**AIM:** Check each line of the data for "this" and select those that have it.

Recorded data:
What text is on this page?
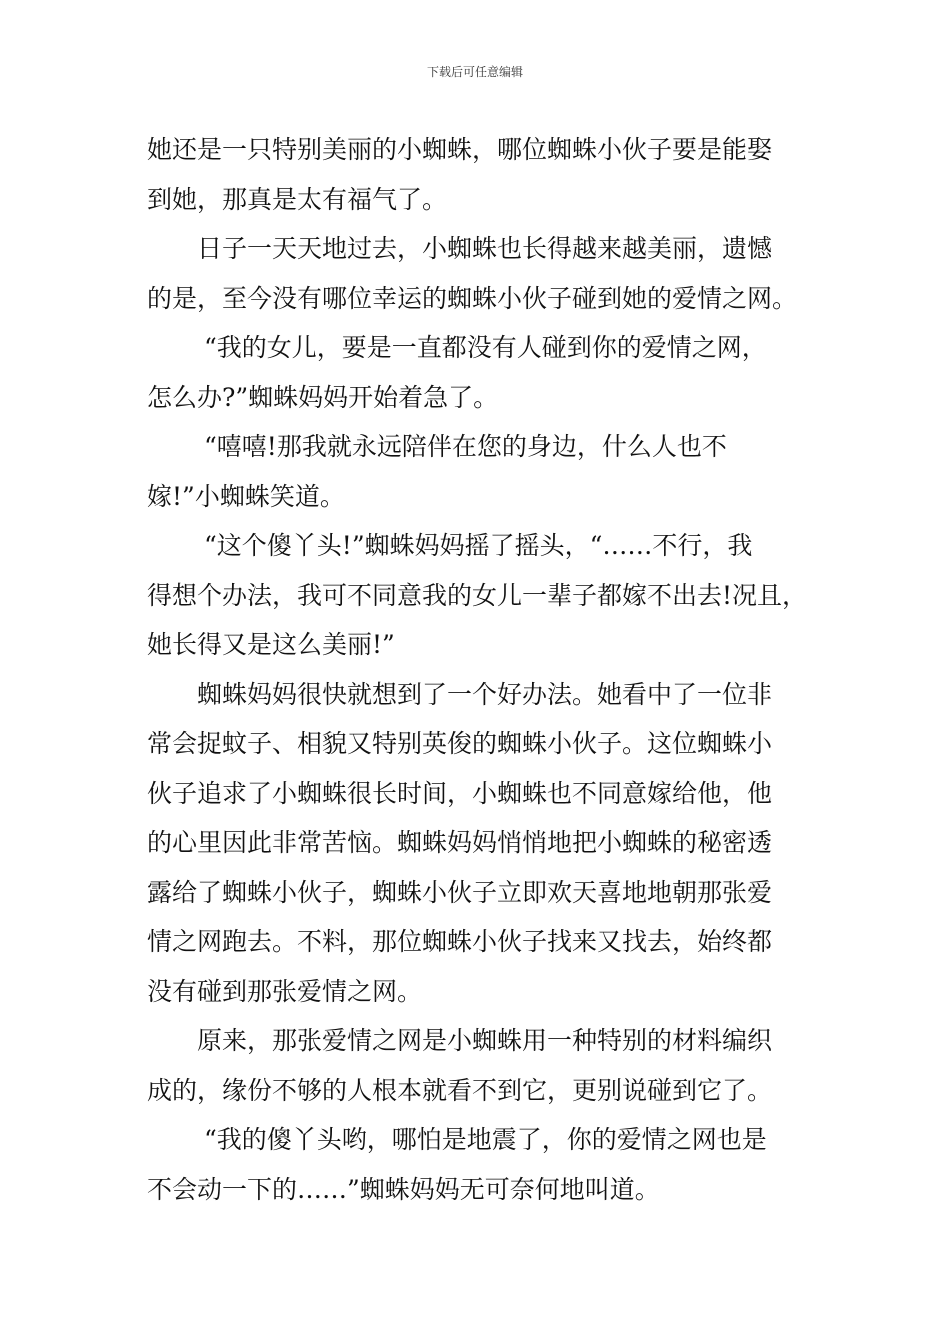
下载后可任意编辑
她还是一只特别美丽的小蜘蛛，哪位蜘蛛小伙子要是能娶
到她，那真是太有福气了。
日子一天天地过去，小蜘蛛也长得越来越美丽，遗憾
的是，至今没有哪位幸运的蜘蛛小伙子碰到她的爱情之网。
“我的女儿，要是一直都没有人碰到你的爱情之网，
怎么办?”蜘蛛妈妈开始着急了。
“嘻嘻!那我就永远陪伴在您的身边，什么人也不
嫁!”小蜘蛛笑道。
“这个傻丫头!”蜘蛛妈妈摇了摇头，“……不行，我
得想个办法，我可不同意我的女儿一辈子都嫁不出去!况且，
她长得又是这么美丽!”
蜘蛛妈妈很快就想到了一个好办法。她看中了一位非
常会捉蚊子、相貌又特别英俊的蜘蛛小伙子。这位蜘蛛小
伙子追求了小蜘蛛很长时间，小蜘蛛也不同意嫁给他，他
的心里因此非常苦恼。蜘蛛妈妈悄悄地把小蜘蛛的秘密透
露给了蜘蛛小伙子，蜘蛛小伙子立即欢天喜地地朝那张爱
情之网跑去。不料，那位蜘蛛小伙子找来又找去，始终都
没有碰到那张爱情之网。
原来，那张爱情之网是小蜘蛛用一种特别的材料编织
成的，缘份不够的人根本就看不到它，更别说碰到它了。
“我的傻丫头哟，哪怕是地震了，你的爱情之网也是
不会动一下的……”蜘蛛妈妈无可奈何地叫道。
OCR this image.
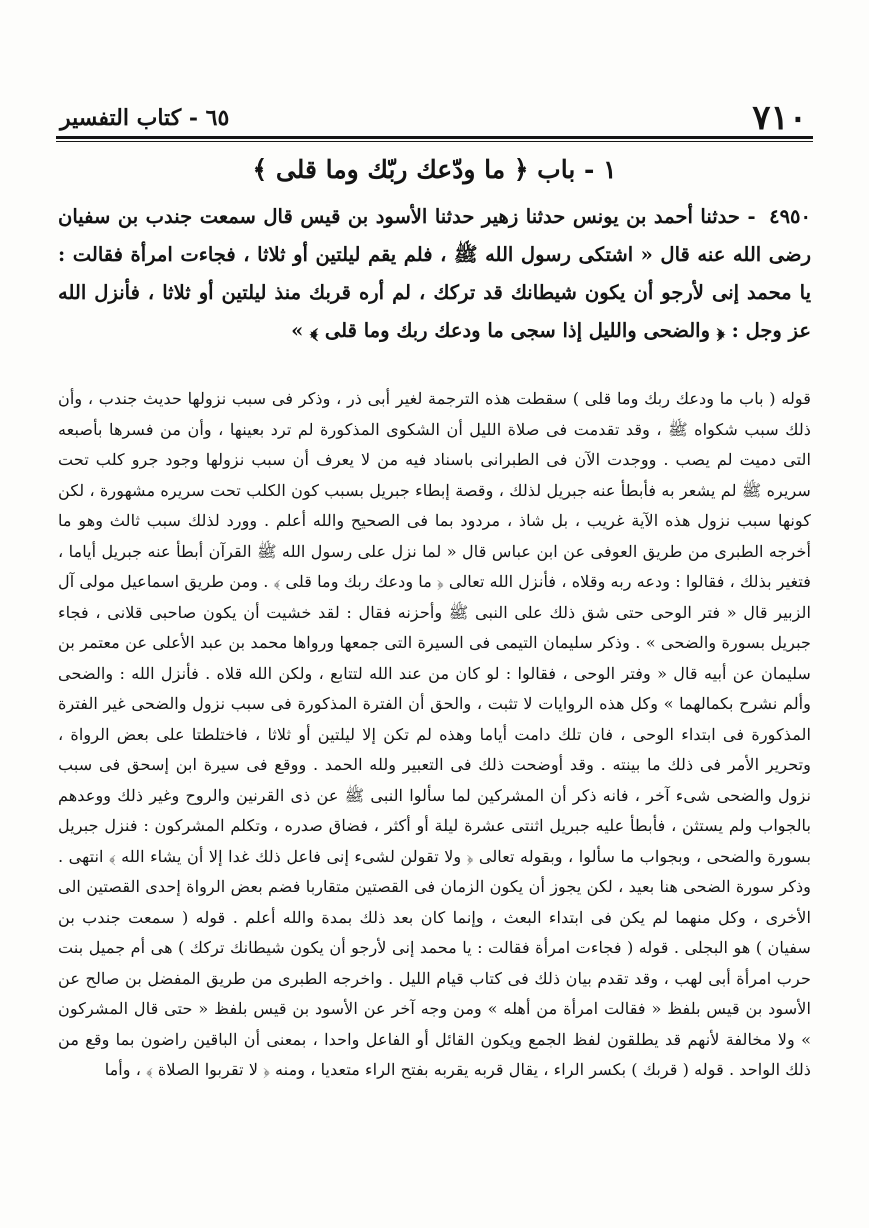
٧١٠
٦٥ - كتاب التفسير
١ - باب ﴿ ما ودّعك ربّك وما قلى ﴾
٤٩٥٠ - حدثنا أحمد بن يونس حدثنا زهير حدثنا الأسود بن قيس قال سمعت جندب بن سفيان رضى الله عنه قال « اشتكى رسول الله ﷺ ، فلم يقم ليلتين أو ثلاثا ، فجاءت امرأة فقالت : يا محمد إنى لأرجو أن يكون شيطانك قد تركك ، لم أره قربك منذ ليلتين أو ثلاثا ، فأنزل الله عز وجل : ﴿ والضحى والليل إذا سجى ما ودعك ربك وما قلى ﴾ »

قوله ( باب ما ودعك ربك وما قلى ) سقطت هذه الترجمة لغير أبى ذر ، وذكر فى سبب نزولها حديث جندب ، وأن ذلك سبب شكواه ﷺ ، وقد تقدمت فى صلاة الليل أن الشكوى المذكورة لم ترد بعينها ، وأن من فسرها بأصبعه التى دميت لم يصب . ووجدت الآن فى الطبرانى باسناد فيه من لا يعرف أن سبب نزولها وجود جرو كلب تحت سريره ﷺ لم يشعر به فأبطأ عنه جبريل لذلك ، وقصة إبطاء جبريل بسبب كون الكلب تحت سريره مشهورة ، لكن كونها سبب نزول هذه الآية غريب ، بل شاذ ، مردود بما فى الصحيح والله أعلم . وورد لذلك سبب ثالث وهو ما أخرجه الطبرى من طريق العوفى عن ابن عباس قال « لما نزل على رسول الله ﷺ القرآن أبطأ عنه جبريل أياما ، فتغير بذلك ، فقالوا : ودعه ربه وقلاه ، فأنزل الله تعالى ﴿ ما ودعك ربك وما قلى ﴾ . ومن طريق اسماعيل مولى آل الزبير قال « فتر الوحى حتى شق ذلك على النبى ﷺ وأحزنه فقال : لقد خشيت أن يكون صاحبى قلانى ، فجاء جبريل بسورة والضحى » . وذكر سليمان التيمى فى السيرة التى جمعها ورواها محمد بن عبد الأعلى عن معتمر بن سليمان عن أبيه قال « وفتر الوحى ، فقالوا : لو كان من عند الله لتتابع ، ولكن الله قلاه . فأنزل الله : والضحى وألم نشرح بكمالهما » وكل هذه الروايات لا تثبت ، والحق أن الفترة المذكورة فى سبب نزول والضحى غير الفترة المذكورة فى ابتداء الوحى ، فان تلك دامت أياما وهذه لم تكن إلا ليلتين أو ثلاثا ، فاختلطتا على بعض الرواة ، وتحرير الأمر فى ذلك ما بينته . وقد أوضحت ذلك فى التعبير ولله الحمد . ووقع فى سيرة ابن إسحق فى سبب نزول والضحى شىء آخر ، فانه ذكر أن المشركين لما سألوا النبى ﷺ عن ذى القرنين والروح وغير ذلك ووعدهم بالجواب ولم يستثن ، فأبطأ عليه جبريل اثنتى عشرة ليلة أو أكثر ، فضاق صدره ، وتكلم المشركون : فنزل جبريل بسورة والضحى ، وبجواب ما سألوا ، وبقوله تعالى ﴿ ولا تقولن لشىء إنى فاعل ذلك غدا إلا أن يشاء الله ﴾ انتهى . وذكر سورة الضحى هنا بعيد ، لكن يجوز أن يكون الزمان فى القصتين متقاربا فضم بعض الرواة إحدى القصتين الى الأخرى ، وكل منهما لم يكن فى ابتداء البعث ، وإنما كان بعد ذلك بمدة والله أعلم . قوله ( سمعت جندب بن سفيان ) هو البجلى . قوله ( فجاءت امرأة فقالت : يا محمد إنى لأرجو أن يكون شيطانك تركك ) هى أم جميل بنت حرب امرأة أبى لهب ، وقد تقدم بيان ذلك فى كتاب قيام الليل . واخرجه الطبرى من طريق المفضل بن صالح عن الأسود بن قيس بلفظ « فقالت امرأة من أهله » ومن وجه آخر عن الأسود بن قيس بلفظ « حتى قال المشركون » ولا مخالفة لأنهم قد يطلقون لفظ الجمع ويكون القائل أو الفاعل واحدا ، بمعنى أن الباقين راضون بما وقع من ذلك الواحد . قوله ( قربك ) بكسر الراء ، يقال قربه يقربه بفتح الراء متعديا ، ومنه ﴿ لا تقربوا الصلاة ﴾ ، وأما
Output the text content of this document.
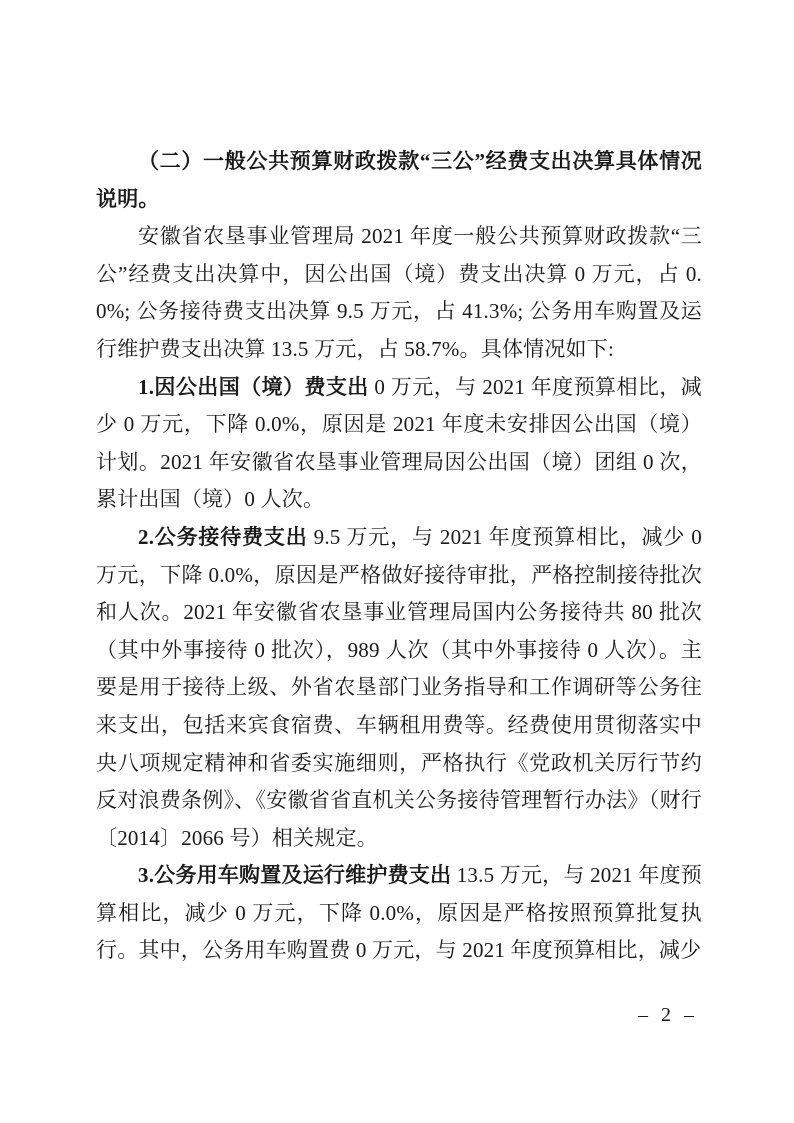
（二）一般公共预算财政拨款“三公”经费支出决算具体情况说明。

安徽省农垦事业管理局 2021 年度一般公共预算财政拨款“三公”经费支出决算中，因公出国（境）费支出决算 0 万元，占 0.0%; 公务接待费支出决算 9.5 万元，占 41.3%; 公务用车购置及运行维护费支出决算 13.5 万元，占 58.7%。具体情况如下:

1.因公出国（境）费支出 0 万元，与 2021 年度预算相比，减少 0 万元，下降 0.0%，原因是 2021 年度未安排因公出国（境）计划。2021 年安徽省农垦事业管理局因公出国（境）团组 0 次，累计出国（境）0 人次。

2.公务接待费支出 9.5 万元，与 2021 年度预算相比，减少 0 万元，下降 0.0%，原因是严格做好接待审批，严格控制接待批次和人次。2021 年安徽省农垦事业管理局国内公务接待共 80 批次（其中外事接待 0 批次），989 人次（其中外事接待 0 人次）。主要是用于接待上级、外省农垦部门业务指导和工作调研等公务往来支出，包括来宾食宿费、车辆租用费等。经费使用贯彻落实中央八项规定精神和省委实施细则，严格执行《党政机关厉行节约反对浪费条例》、《安徽省省直机关公务接待管理暂行办法》（财行〔2014〕2066 号）相关规定。

3.公务用车购置及运行维护费支出 13.5 万元，与 2021 年度预算相比，减少 0 万元，下降 0.0%，原因是严格按照预算批复执行。其中，公务用车购置费 0 万元，与 2021 年度预算相比，减少

– 2 –
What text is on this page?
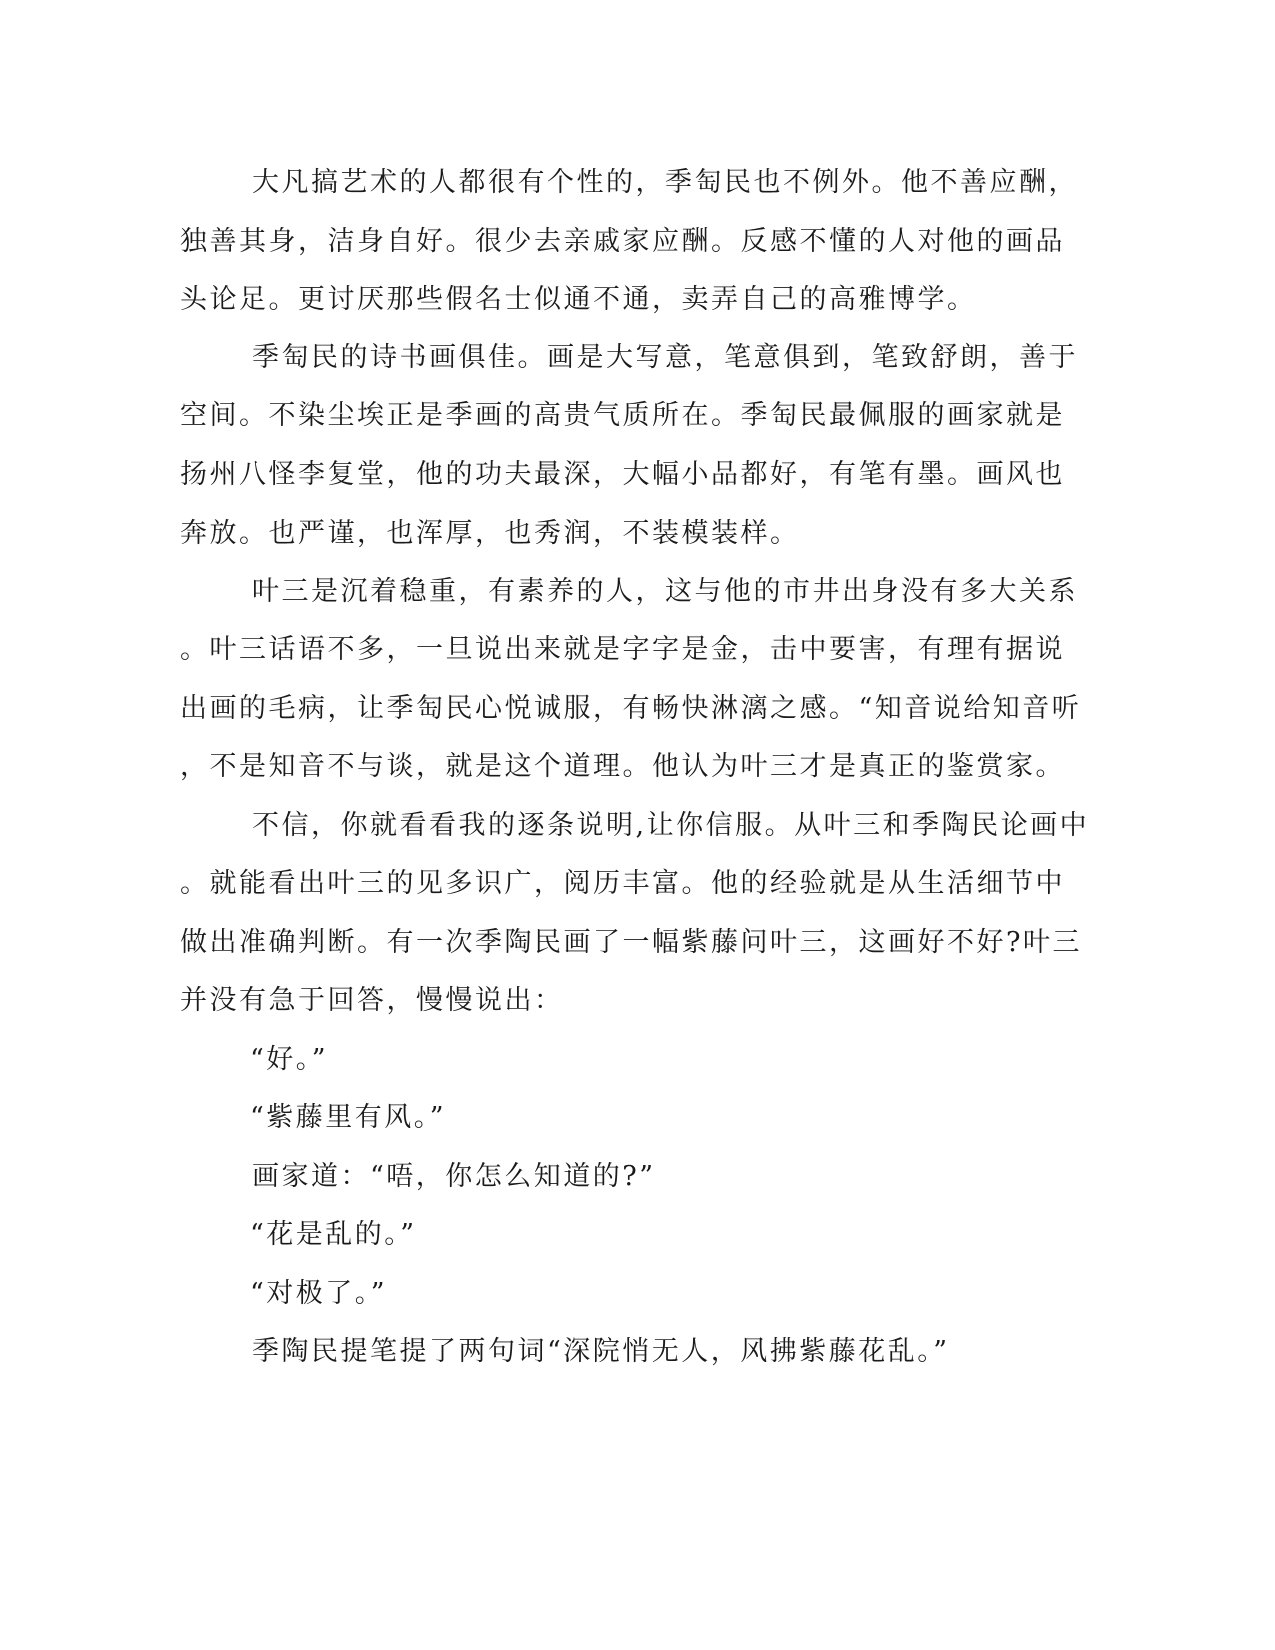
大凡搞艺术的人都很有个性的，季匋民也不例外。他不善应酬，
独善其身，洁身自好。很少去亲戚家应酬。反感不懂的人对他的画品
头论足。更讨厌那些假名士似通不通，卖弄自己的高雅博学。
季匋民的诗书画俱佳。画是大写意，笔意俱到，笔致舒朗，善于
空间。不染尘埃正是季画的高贵气质所在。季匋民最佩服的画家就是
扬州八怪李复堂，他的功夫最深，大幅小品都好，有笔有墨。画风也
奔放。也严谨，也浑厚，也秀润，不装模装样。
叶三是沉着稳重，有素养的人，这与他的市井出身没有多大关系
。叶三话语不多，一旦说出来就是字字是金，击中要害，有理有据说
出画的毛病，让季匋民心悦诚服，有畅快淋漓之感。“知音说给知音听
，不是知音不与谈，就是这个道理。他认为叶三才是真正的鉴赏家。
不信，你就看看我的逐条说明,让你信服。从叶三和季陶民论画中
。就能看出叶三的见多识广，阅历丰富。他的经验就是从生活细节中
做出准确判断。有一次季陶民画了一幅紫藤问叶三，这画好不好?叶三
并没有急于回答，慢慢说出：
“好。”
“紫藤里有风。”
画家道：“唔，你怎么知道的?”
“花是乱的。”
“对极了。”
季陶民提笔提了两句词“深院悄无人，风拂紫藤花乱。”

**COMPLETED EXERCISE:**
What text is on this page?
OCR this image.
Output the text content of this document.
What text is on this page?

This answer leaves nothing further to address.